Stated problem – Quote the entries word for word. Omit the pictures.

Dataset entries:
## start
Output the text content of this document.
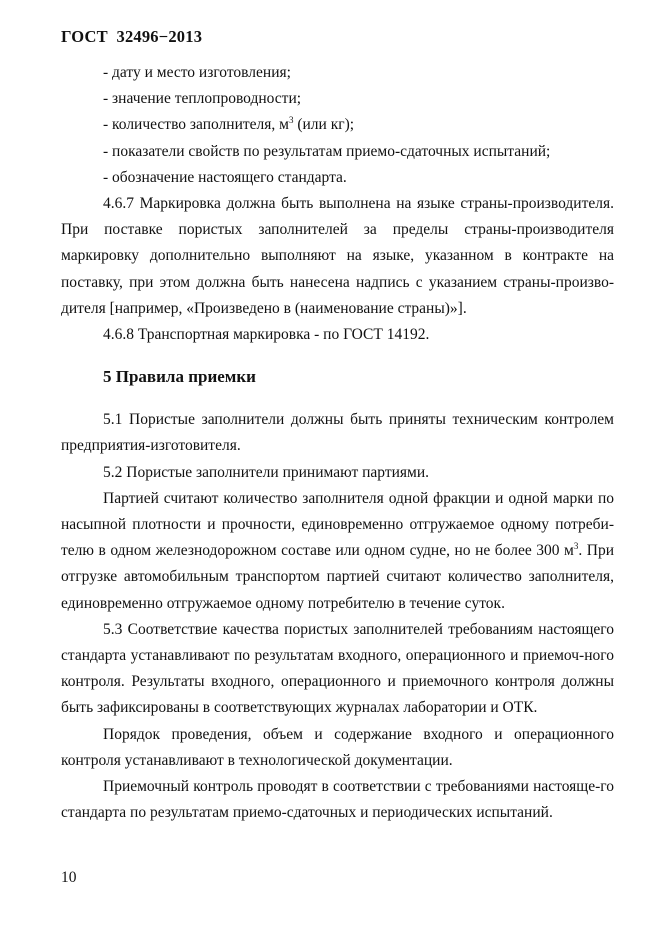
ГОСТ  32496−2013

- дату и место изготовления;

- значение теплопроводности;

- количество заполнителя, $м^3$ (или кг);

- показатели свойств по результатам приемо-сдаточных испытаний;

- обозначение настоящего стандарта.

4.6.7 Маркировка должна быть выполнена на языке страны-производителя. При поставке пористых заполнителей за пределы страны-производителя маркировку дополнительно выполняют на языке, указанном в контракте на поставку, при этом должна быть нанесена надпись с указанием страны-произво-дителя [например, «Произведено в (наименование страны)»].

4.6.8 Транспортная маркировка ‑ по ГОСТ 14192.

5 Правила приемки

5.1 Пористые заполнители должны быть приняты техническим контролем предприятия-изготовителя.

5.2 Пористые заполнители принимают партиями.

Партией считают количество заполнителя одной фракции и одной марки по насыпной плотности и прочности, единовременно отгружаемое одному потреби-телю в одном железнодорожном составе или одном судне, но не более 300 $м^3$. При отгрузке автомобильным транспортом партией считают количество заполнителя, единовременно отгружаемое одному потребителю в течение суток.

5.3 Соответствие качества пористых заполнителей требованиям настоящего стандарта устанавливают по результатам входного, операционного и приемоч-ного контроля. Результаты входного, операционного и приемочного контроля должны быть зафиксированы в соответствующих журналах лаборатории и ОТК.

Порядок проведения, объем и содержание входного и операционного контроля устанавливают в технологической документации.

Приемочный контроль проводят в соответствии с требованиями настояще-го стандарта по результатам приемо-сдаточных и периодических испытаний.

10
## end
Exercise output –
Output the text content of this document.
ГОСТ  32496−2013

- дату и место изготовления;

- значение теплопроводности;

- количество заполнителя, $м^3$ (или кг);

- показатели свойств по результатам приемо-сдаточных испытаний;

- обозначение настоящего стандарта.

4.6.7 Маркировка должна быть выполнена на языке страны-производителя. При поставке пористых заполнителей за пределы страны-производителя маркировку дополнительно выполняют на языке, указанном в контракте на поставку, при этом должна быть нанесена надпись с указанием страны-произво-дителя [например, «Произведено в (наименование страны)»].

4.6.8 Транспортная маркировка ‑ по ГОСТ 14192.

5 Правила приемки

5.1 Пористые заполнители должны быть приняты техническим контролем предприятия-изготовителя.

5.2 Пористые заполнители принимают партиями.

Партией считают количество заполнителя одной фракции и одной марки по насыпной плотности и прочности, единовременно отгружаемое одному потреби-телю в одном железнодорожном составе или одном судне, но не более 300 $м^3$. При отгрузке автомобильным транспортом партией считают количество заполнителя, единовременно отгружаемое одному потребителю в течение суток.

5.3 Соответствие качества пористых заполнителей требованиям настоящего стандарта устанавливают по результатам входного, операционного и приемоч-ного контроля. Результаты входного, операционного и приемочного контроля должны быть зафиксированы в соответствующих журналах лаборатории и ОТК.

Порядок проведения, объем и содержание входного и операционного контроля устанавливают в технологической документации.

Приемочный контроль проводят в соответствии с требованиями настояще-го стандарта по результатам приемо-сдаточных и периодических испытаний.

10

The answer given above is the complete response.